Start of Rows

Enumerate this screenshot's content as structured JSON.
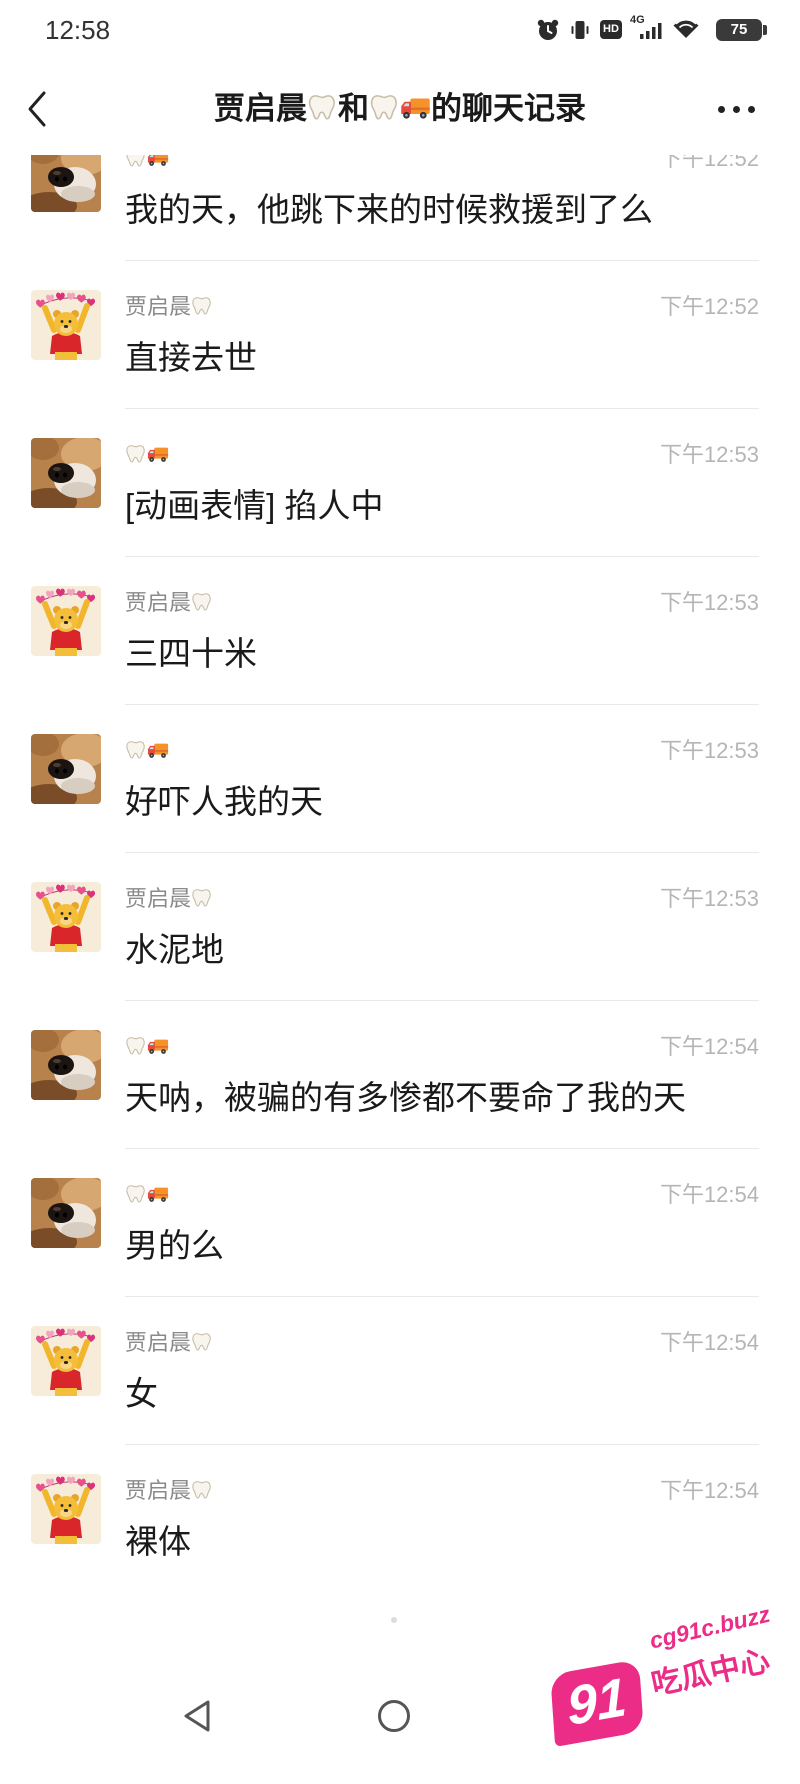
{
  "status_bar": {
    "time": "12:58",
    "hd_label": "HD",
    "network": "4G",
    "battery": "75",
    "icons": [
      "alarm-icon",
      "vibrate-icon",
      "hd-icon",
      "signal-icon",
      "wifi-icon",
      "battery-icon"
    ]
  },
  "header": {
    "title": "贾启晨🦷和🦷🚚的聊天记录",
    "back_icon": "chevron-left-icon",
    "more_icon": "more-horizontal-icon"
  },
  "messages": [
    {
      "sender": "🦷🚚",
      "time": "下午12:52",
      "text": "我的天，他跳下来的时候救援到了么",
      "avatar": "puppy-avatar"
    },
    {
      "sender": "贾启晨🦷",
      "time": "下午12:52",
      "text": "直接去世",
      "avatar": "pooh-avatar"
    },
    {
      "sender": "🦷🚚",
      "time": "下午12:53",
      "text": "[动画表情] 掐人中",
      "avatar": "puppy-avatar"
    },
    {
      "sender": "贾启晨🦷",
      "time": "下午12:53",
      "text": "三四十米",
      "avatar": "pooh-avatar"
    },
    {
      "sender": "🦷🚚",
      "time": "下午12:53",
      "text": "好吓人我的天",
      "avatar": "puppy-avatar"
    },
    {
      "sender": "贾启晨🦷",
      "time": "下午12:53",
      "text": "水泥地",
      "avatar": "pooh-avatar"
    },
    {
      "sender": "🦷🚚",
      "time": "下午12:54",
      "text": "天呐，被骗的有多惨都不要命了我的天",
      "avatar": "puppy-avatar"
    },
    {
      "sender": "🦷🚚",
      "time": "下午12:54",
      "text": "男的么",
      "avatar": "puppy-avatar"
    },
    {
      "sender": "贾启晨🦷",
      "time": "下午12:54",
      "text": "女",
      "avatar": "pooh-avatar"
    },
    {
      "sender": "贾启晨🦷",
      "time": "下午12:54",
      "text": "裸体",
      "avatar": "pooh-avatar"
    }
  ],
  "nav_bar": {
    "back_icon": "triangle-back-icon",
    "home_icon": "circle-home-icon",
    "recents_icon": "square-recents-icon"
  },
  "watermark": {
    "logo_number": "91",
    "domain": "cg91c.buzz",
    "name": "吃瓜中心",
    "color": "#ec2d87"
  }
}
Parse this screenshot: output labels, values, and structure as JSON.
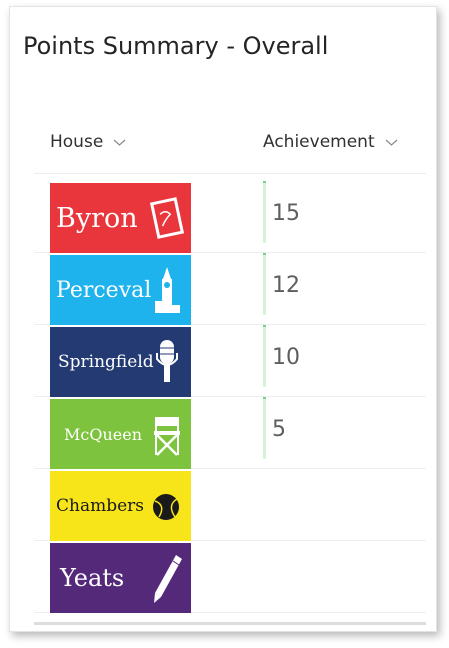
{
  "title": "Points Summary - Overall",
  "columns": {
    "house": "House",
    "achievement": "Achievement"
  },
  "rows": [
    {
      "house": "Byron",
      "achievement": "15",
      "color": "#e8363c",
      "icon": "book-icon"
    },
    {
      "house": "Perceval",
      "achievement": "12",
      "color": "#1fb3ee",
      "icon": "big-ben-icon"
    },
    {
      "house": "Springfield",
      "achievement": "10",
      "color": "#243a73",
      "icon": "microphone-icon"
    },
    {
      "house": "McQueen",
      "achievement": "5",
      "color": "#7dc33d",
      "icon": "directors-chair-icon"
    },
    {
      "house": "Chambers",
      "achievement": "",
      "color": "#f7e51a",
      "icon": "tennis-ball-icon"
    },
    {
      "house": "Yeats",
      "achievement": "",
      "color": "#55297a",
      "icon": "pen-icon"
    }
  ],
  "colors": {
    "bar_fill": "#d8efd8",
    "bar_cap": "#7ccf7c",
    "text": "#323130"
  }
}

End of Rows

Work to be completed ▸ Output the span from the line with "Parse this screenshot: output" through the last line of the data, inclusive and exact, and omit every picture.

Finished task ▸
Parse this screenshot: output labels, values, and structure as JSON.
{
  "title": "Points Summary - Overall",
  "columns": {
    "house": "House",
    "achievement": "Achievement"
  },
  "rows": [
    {
      "house": "Byron",
      "achievement": "15",
      "color": "#e8363c",
      "icon": "book-icon"
    },
    {
      "house": "Perceval",
      "achievement": "12",
      "color": "#1fb3ee",
      "icon": "big-ben-icon"
    },
    {
      "house": "Springfield",
      "achievement": "10",
      "color": "#243a73",
      "icon": "microphone-icon"
    },
    {
      "house": "McQueen",
      "achievement": "5",
      "color": "#7dc33d",
      "icon": "directors-chair-icon"
    },
    {
      "house": "Chambers",
      "achievement": "",
      "color": "#f7e51a",
      "icon": "tennis-ball-icon"
    },
    {
      "house": "Yeats",
      "achievement": "",
      "color": "#55297a",
      "icon": "pen-icon"
    }
  ],
  "colors": {
    "bar_fill": "#d8efd8",
    "bar_cap": "#7ccf7c",
    "text": "#323130"
  }
}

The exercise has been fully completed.